## AIM
Do not copy the pictures; transcribe all other material exactly.

## EXTRACTED DATA
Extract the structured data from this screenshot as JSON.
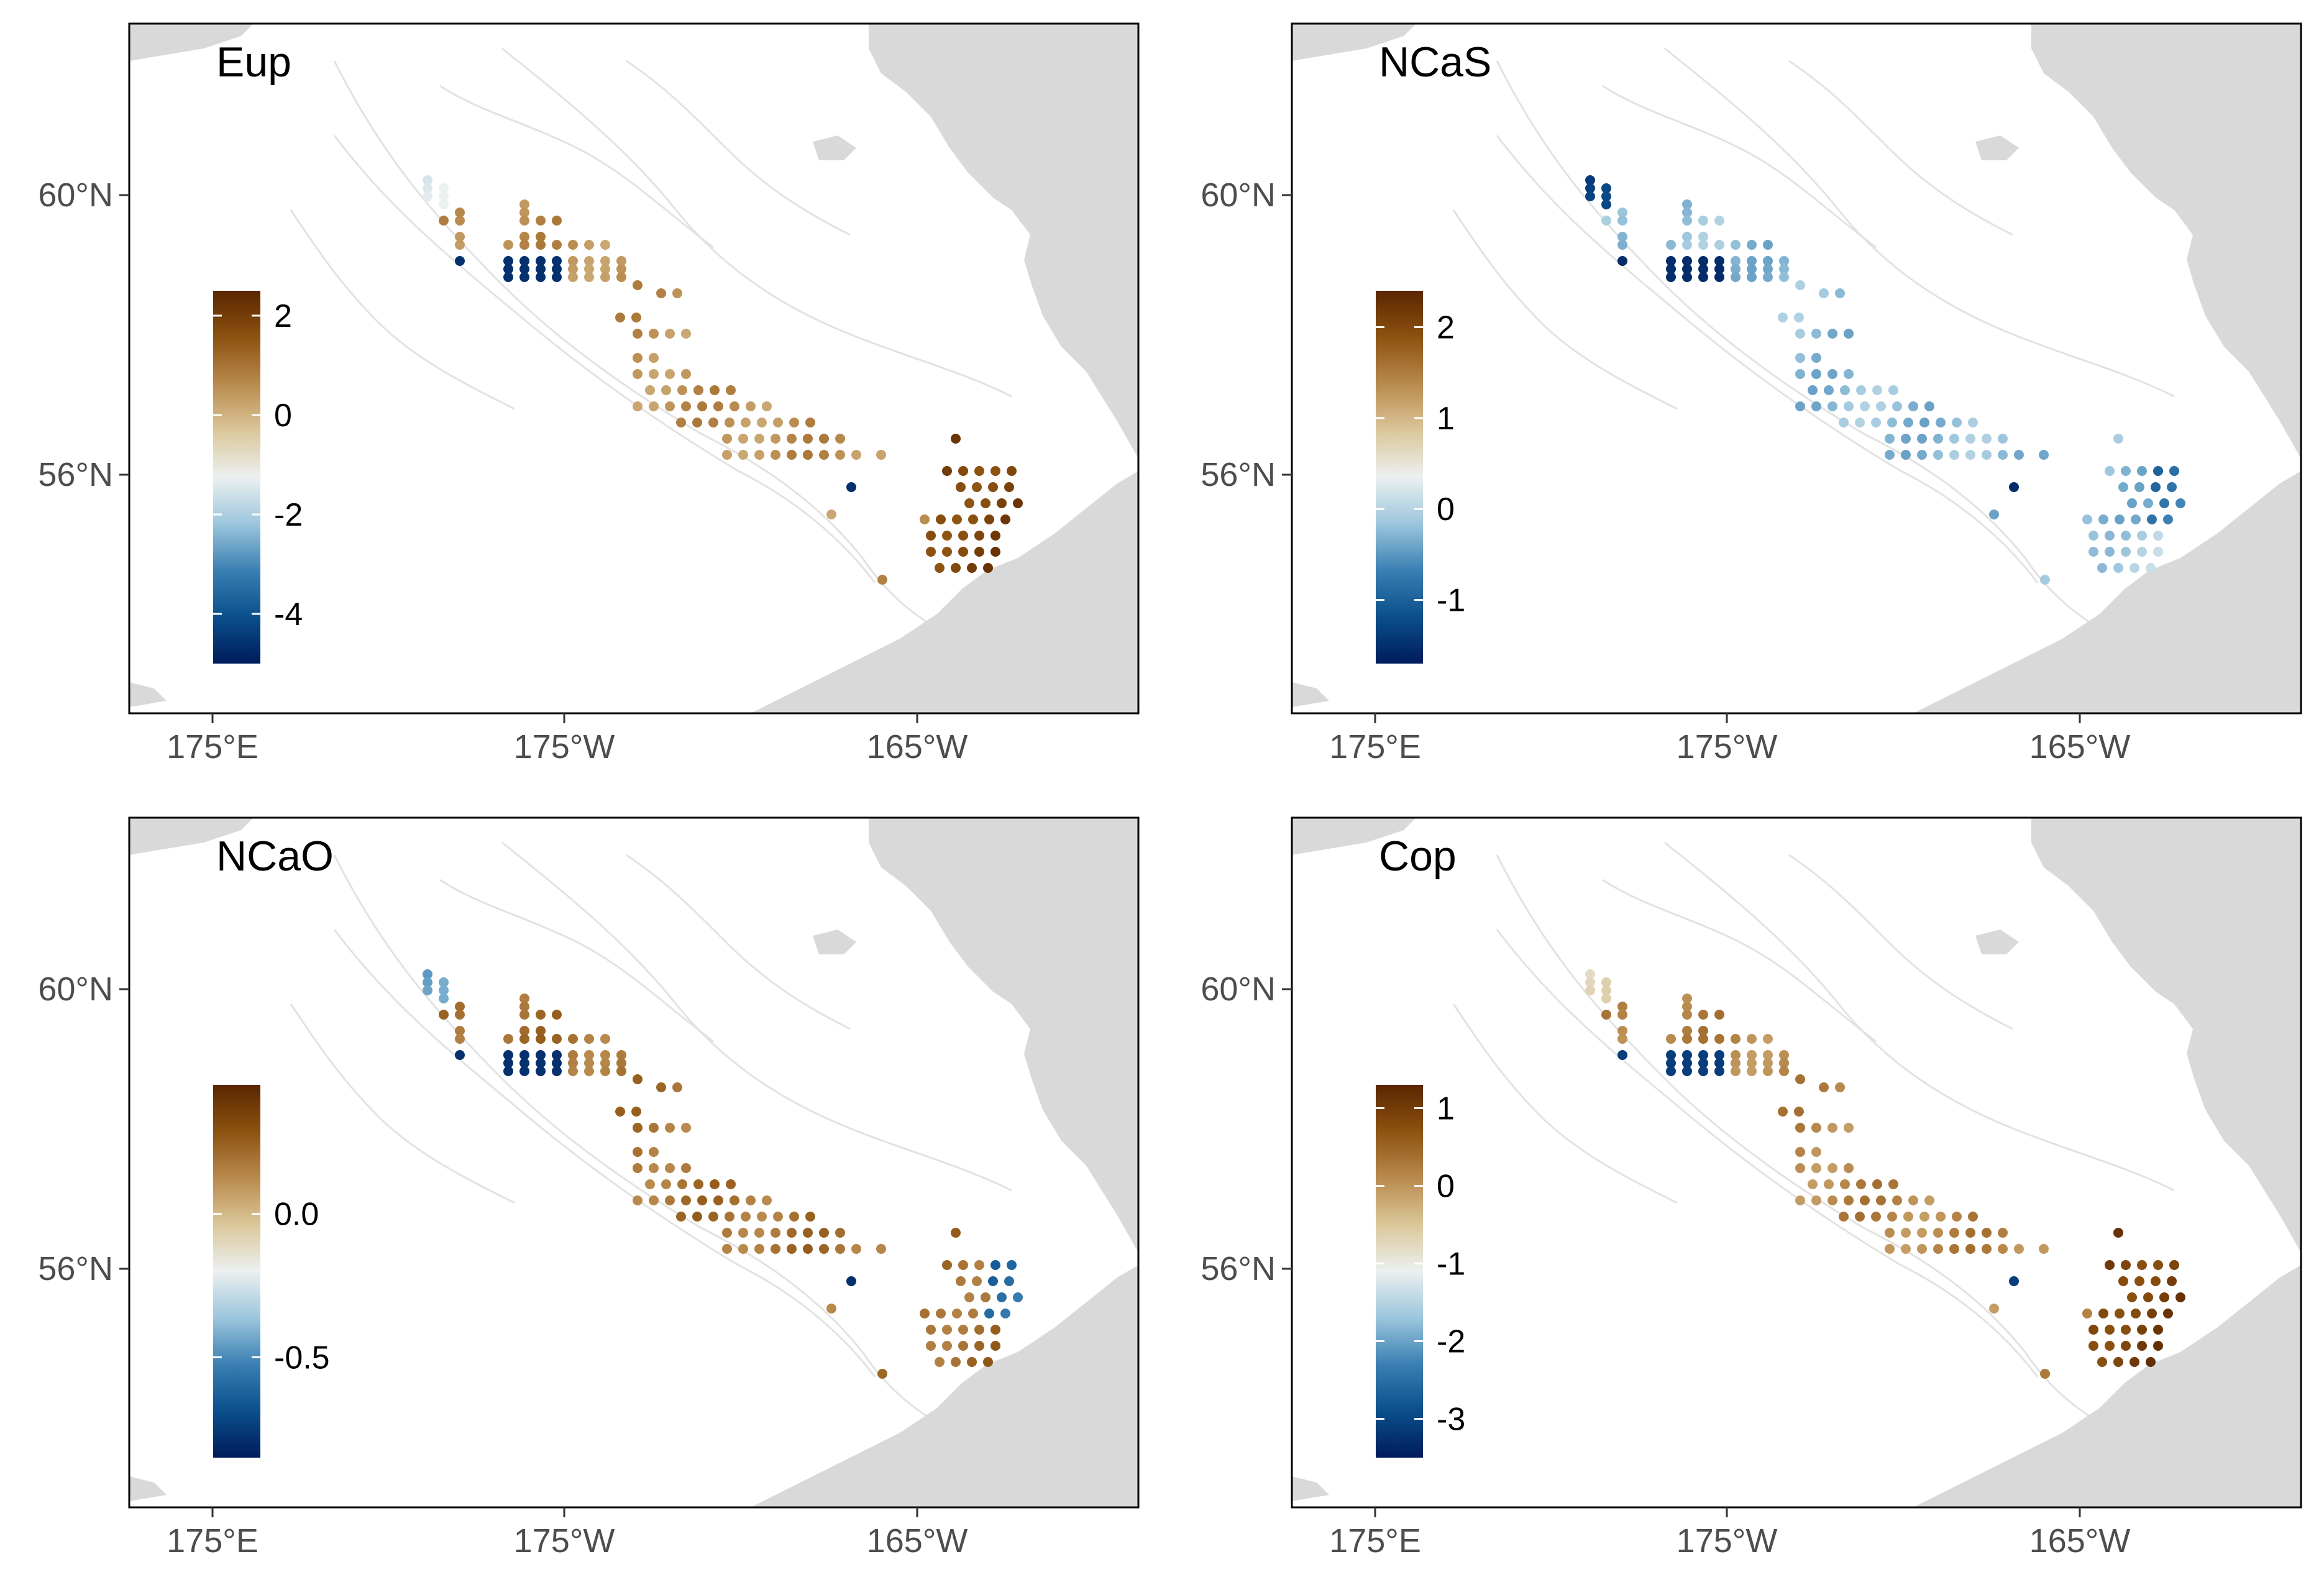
{
  "figure": {
    "panels": [
      {
        "title": "Eup",
        "x_ticks": [
          "175°E",
          "175°W",
          "165°W"
        ],
        "y_ticks": [
          "60°N",
          "56°N"
        ],
        "colorbar": {
          "labels": [
            "2",
            "0",
            "-2",
            "-4"
          ],
          "range": [
            -5.0,
            2.5
          ],
          "values": [
            2,
            0,
            -2,
            -4
          ]
        },
        "pattern": "eup"
      },
      {
        "title": "NCaS",
        "x_ticks": [
          "175°E",
          "175°W",
          "165°W"
        ],
        "y_ticks": [
          "60°N",
          "56°N"
        ],
        "colorbar": {
          "labels": [
            "2",
            "1",
            "0",
            "-1"
          ],
          "range": [
            -1.7,
            2.4
          ],
          "values": [
            2,
            1,
            0,
            -1
          ]
        },
        "pattern": "ncas"
      },
      {
        "title": "NCaO",
        "x_ticks": [
          "175°E",
          "175°W",
          "165°W"
        ],
        "y_ticks": [
          "60°N",
          "56°N"
        ],
        "colorbar": {
          "labels": [
            "0.0",
            "-0.5"
          ],
          "range": [
            -0.85,
            0.45
          ],
          "values": [
            0.0,
            -0.5
          ]
        },
        "pattern": "ncao"
      },
      {
        "title": "Cop",
        "x_ticks": [
          "175°E",
          "175°W",
          "165°W"
        ],
        "y_ticks": [
          "60°N",
          "56°N"
        ],
        "colorbar": {
          "labels": [
            "1",
            "0",
            "-1",
            "-2",
            "-3"
          ],
          "range": [
            -3.5,
            1.3
          ],
          "values": [
            1,
            0,
            -1,
            -2,
            -3
          ]
        },
        "pattern": "cop"
      }
    ],
    "colors": {
      "palette": [
        "#001c5a",
        "#0a4f8c",
        "#3a7fb2",
        "#9cc6dd",
        "#ecf0f0",
        "#dbc79a",
        "#b98a4d",
        "#8c5210",
        "#5a2600"
      ],
      "land": "#d9d9d9",
      "contour": "#e2e2e2",
      "axis": "#000000",
      "tick_label": "#4d4d4d"
    }
  }
}
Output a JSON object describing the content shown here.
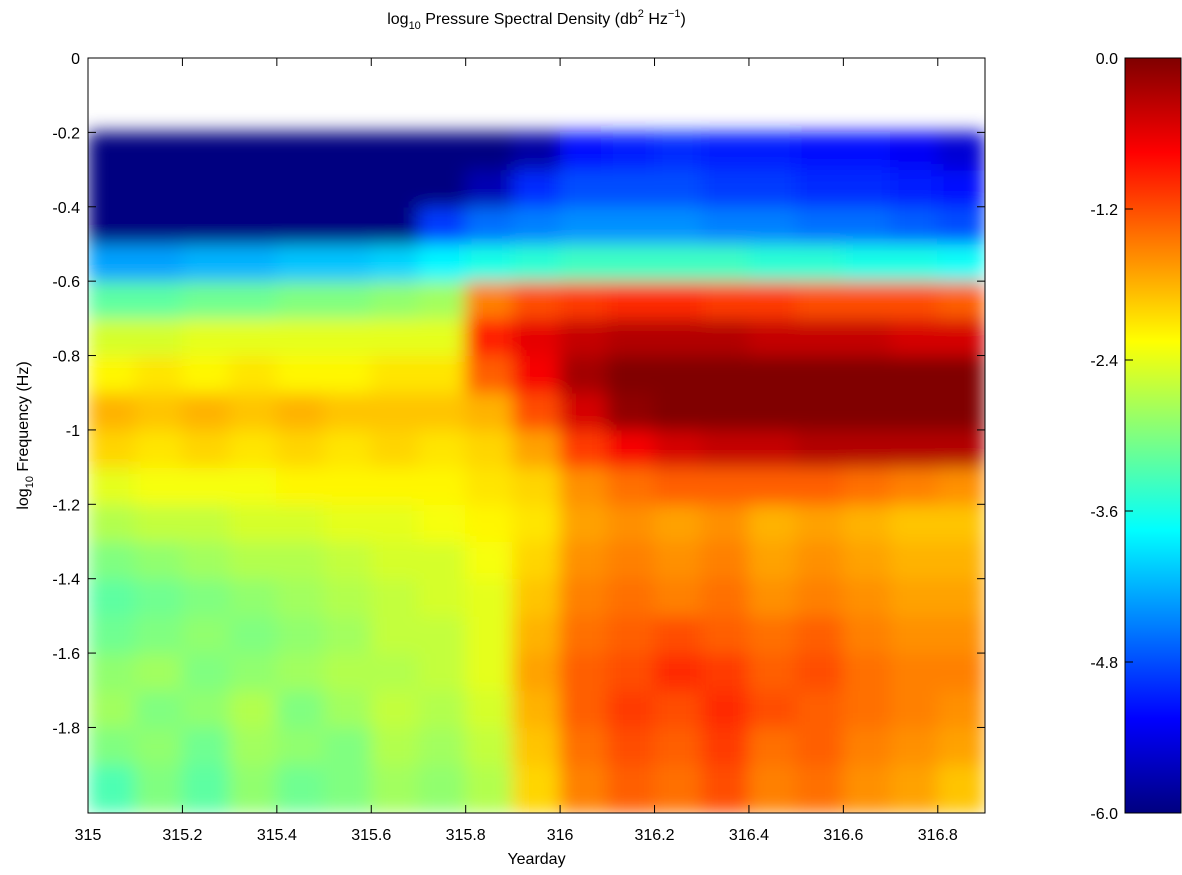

## FULL SOLUTION
Extract the structured data from this screenshot as JSON.
{
  "figure": {
    "panels": [
      {
        "title": "Eup",
        "x_ticks": [
          "175°E",
          "175°W",
          "165°W"
        ],
        "y_ticks": [
          "60°N",
          "56°N"
        ],
        "colorbar": {
          "labels": [
            "2",
            "0",
            "-2",
            "-4"
          ],
          "range": [
            -5.0,
            2.5
          ],
          "values": [
            2,
            0,
            -2,
            -4
          ]
        },
        "pattern": "eup"
      },
      {
        "title": "NCaS",
        "x_ticks": [
          "175°E",
          "175°W",
          "165°W"
        ],
        "y_ticks": [
          "60°N",
          "56°N"
        ],
        "colorbar": {
          "labels": [
            "2",
            "1",
            "0",
            "-1"
          ],
          "range": [
            -1.7,
            2.4
          ],
          "values": [
            2,
            1,
            0,
            -1
          ]
        },
        "pattern": "ncas"
      },
      {
        "title": "NCaO",
        "x_ticks": [
          "175°E",
          "175°W",
          "165°W"
        ],
        "y_ticks": [
          "60°N",
          "56°N"
        ],
        "colorbar": {
          "labels": [
            "0.0",
            "-0.5"
          ],
          "range": [
            -0.85,
            0.45
          ],
          "values": [
            0.0,
            -0.5
          ]
        },
        "pattern": "ncao"
      },
      {
        "title": "Cop",
        "x_ticks": [
          "175°E",
          "175°W",
          "165°W"
        ],
        "y_ticks": [
          "60°N",
          "56°N"
        ],
        "colorbar": {
          "labels": [
            "1",
            "0",
            "-1",
            "-2",
            "-3"
          ],
          "range": [
            -3.5,
            1.3
          ],
          "values": [
            1,
            0,
            -1,
            -2,
            -3
          ]
        },
        "pattern": "cop"
      }
    ],
    "colors": {
      "palette": [
        "#001c5a",
        "#0a4f8c",
        "#3a7fb2",
        "#9cc6dd",
        "#ecf0f0",
        "#dbc79a",
        "#b98a4d",
        "#8c5210",
        "#5a2600"
      ],
      "land": "#d9d9d9",
      "contour": "#e2e2e2",
      "axis": "#000000",
      "tick_label": "#4d4d4d"
    }
  }
}
Output a JSON object describing the content shown here.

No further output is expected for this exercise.